> _DATA TO USE_
..............................
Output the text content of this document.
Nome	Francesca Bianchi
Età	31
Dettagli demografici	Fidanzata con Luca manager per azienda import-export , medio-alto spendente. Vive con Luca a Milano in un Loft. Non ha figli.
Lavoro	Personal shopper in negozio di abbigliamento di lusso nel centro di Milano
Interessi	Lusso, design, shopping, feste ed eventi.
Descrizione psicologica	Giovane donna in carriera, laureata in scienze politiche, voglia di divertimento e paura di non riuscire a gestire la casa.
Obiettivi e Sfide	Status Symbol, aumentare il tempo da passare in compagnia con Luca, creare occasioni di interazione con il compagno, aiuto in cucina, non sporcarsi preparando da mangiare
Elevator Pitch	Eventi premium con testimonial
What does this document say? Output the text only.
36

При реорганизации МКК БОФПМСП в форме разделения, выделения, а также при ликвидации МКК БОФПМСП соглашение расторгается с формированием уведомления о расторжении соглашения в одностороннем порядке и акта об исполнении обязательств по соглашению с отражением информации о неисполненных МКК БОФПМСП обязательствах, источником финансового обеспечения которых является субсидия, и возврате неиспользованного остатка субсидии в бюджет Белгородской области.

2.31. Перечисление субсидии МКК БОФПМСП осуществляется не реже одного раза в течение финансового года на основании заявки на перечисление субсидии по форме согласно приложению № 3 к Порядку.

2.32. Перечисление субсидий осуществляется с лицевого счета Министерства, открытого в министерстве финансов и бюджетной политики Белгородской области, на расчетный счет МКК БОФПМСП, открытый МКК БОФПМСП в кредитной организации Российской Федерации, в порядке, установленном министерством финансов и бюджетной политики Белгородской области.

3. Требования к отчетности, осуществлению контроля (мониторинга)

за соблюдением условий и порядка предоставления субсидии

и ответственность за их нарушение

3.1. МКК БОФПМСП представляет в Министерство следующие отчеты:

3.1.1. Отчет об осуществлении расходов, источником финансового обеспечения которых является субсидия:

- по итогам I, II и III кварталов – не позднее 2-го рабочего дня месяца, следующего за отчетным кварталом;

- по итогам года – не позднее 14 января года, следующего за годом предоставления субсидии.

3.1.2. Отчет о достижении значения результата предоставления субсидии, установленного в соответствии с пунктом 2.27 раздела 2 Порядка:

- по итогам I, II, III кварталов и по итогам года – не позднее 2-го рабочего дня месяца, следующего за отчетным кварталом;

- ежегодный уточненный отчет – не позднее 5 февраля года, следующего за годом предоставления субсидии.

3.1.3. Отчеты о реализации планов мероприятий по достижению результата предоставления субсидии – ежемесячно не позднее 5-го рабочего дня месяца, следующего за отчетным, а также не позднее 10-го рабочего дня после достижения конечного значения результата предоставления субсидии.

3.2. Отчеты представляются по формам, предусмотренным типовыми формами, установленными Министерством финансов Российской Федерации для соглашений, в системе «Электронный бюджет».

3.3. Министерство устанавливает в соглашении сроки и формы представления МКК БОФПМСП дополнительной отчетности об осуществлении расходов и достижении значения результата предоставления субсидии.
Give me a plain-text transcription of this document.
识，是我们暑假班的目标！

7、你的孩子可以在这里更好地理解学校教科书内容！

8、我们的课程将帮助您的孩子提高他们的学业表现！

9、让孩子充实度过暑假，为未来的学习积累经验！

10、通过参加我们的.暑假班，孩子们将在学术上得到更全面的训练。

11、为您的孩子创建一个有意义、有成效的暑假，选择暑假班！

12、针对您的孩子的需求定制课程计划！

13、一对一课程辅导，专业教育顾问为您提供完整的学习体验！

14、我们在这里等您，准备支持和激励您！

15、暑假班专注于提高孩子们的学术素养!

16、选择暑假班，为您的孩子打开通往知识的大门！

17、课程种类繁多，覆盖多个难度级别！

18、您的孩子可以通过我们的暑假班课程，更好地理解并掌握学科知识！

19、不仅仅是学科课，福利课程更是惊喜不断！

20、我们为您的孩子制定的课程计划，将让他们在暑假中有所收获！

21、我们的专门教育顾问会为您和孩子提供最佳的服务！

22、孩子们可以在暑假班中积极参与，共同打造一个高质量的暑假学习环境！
..............................
> _EXERCISE PROMPT_
Reproduce the material exactly, with every line intact.

> _THE ANSWER_
Output the text content of this document.
Nome	Francesca Bianchi
Età	31
Dettagli demografici	Fidanzata con Luca manager per azienda import-export , medio-alto spendente. Vive con Luca a Milano in un Loft. Non ha figli.
Lavoro	Personal shopper in negozio di abbigliamento di lusso nel centro di Milano
Interessi	Lusso, design, shopping, feste ed eventi.
Descrizione psicologica	Giovane donna in carriera, laureata in scienze politiche, voglia di divertimento e paura di non riuscire a gestire la casa.
Obiettivi e Sfide	Status Symbol, aumentare il tempo da passare in compagnia con Luca, creare occasioni di interazione con il compagno, aiuto in cucina, non sporcarsi preparando da mangiare
Elevator Pitch	Eventi premium con testimonial
What does this document say? Output the text only.
36

При реорганизации МКК БОФПМСП в форме разделения, выделения, а также при ликвидации МКК БОФПМСП соглашение расторгается с формированием уведомления о расторжении соглашения в одностороннем порядке и акта об исполнении обязательств по соглашению с отражением информации о неисполненных МКК БОФПМСП обязательствах, источником финансового обеспечения которых является субсидия, и возврате неиспользованного остатка субсидии в бюджет Белгородской области.

2.31. Перечисление субсидии МКК БОФПМСП осуществляется не реже одного раза в течение финансового года на основании заявки на перечисление субсидии по форме согласно приложению № 3 к Порядку.

2.32. Перечисление субсидий осуществляется с лицевого счета Министерства, открытого в министерстве финансов и бюджетной политики Белгородской области, на расчетный счет МКК БОФПМСП, открытый МКК БОФПМСП в кредитной организации Российской Федерации, в порядке, установленном министерством финансов и бюджетной политики Белгородской области.

3. Требования к отчетности, осуществлению контроля (мониторинга)

за соблюдением условий и порядка предоставления субсидии

и ответственность за их нарушение

3.1. МКК БОФПМСП представляет в Министерство следующие отчеты:

3.1.1. Отчет об осуществлении расходов, источником финансового обеспечения которых является субсидия:

- по итогам I, II и III кварталов – не позднее 2-го рабочего дня месяца, следующего за отчетным кварталом;

- по итогам года – не позднее 14 января года, следующего за годом предоставления субсидии.

3.1.2. Отчет о достижении значения результата предоставления субсидии, установленного в соответствии с пунктом 2.27 раздела 2 Порядка:

- по итогам I, II, III кварталов и по итогам года – не позднее 2-го рабочего дня месяца, следующего за отчетным кварталом;

- ежегодный уточненный отчет – не позднее 5 февраля года, следующего за годом предоставления субсидии.

3.1.3. Отчеты о реализации планов мероприятий по достижению результата предоставления субсидии – ежемесячно не позднее 5-го рабочего дня месяца, следующего за отчетным, а также не позднее 10-го рабочего дня после достижения конечного значения результата предоставления субсидии.

3.2. Отчеты представляются по формам, предусмотренным типовыми формами, установленными Министерством финансов Российской Федерации для соглашений, в системе «Электронный бюджет».

3.3. Министерство устанавливает в соглашении сроки и формы представления МКК БОФПМСП дополнительной отчетности об осуществлении расходов и достижении значения результата предоставления субсидии.
Give me a plain-text transcription of this document.
识，是我们暑假班的目标！

7、你的孩子可以在这里更好地理解学校教科书内容！

8、我们的课程将帮助您的孩子提高他们的学业表现！

9、让孩子充实度过暑假，为未来的学习积累经验！

10、通过参加我们的.暑假班，孩子们将在学术上得到更全面的训练。

11、为您的孩子创建一个有意义、有成效的暑假，选择暑假班！

12、针对您的孩子的需求定制课程计划！

13、一对一课程辅导，专业教育顾问为您提供完整的学习体验！

14、我们在这里等您，准备支持和激励您！

15、暑假班专注于提高孩子们的学术素养!

16、选择暑假班，为您的孩子打开通往知识的大门！

17、课程种类繁多，覆盖多个难度级别！

18、您的孩子可以通过我们的暑假班课程，更好地理解并掌握学科知识！

19、不仅仅是学科课，福利课程更是惊喜不断！

20、我们为您的孩子制定的课程计划，将让他们在暑假中有所收获！

21、我们的专门教育顾问会为您和孩子提供最佳的服务！

22、孩子们可以在暑假班中积极参与，共同打造一个高质量的暑假学习环境！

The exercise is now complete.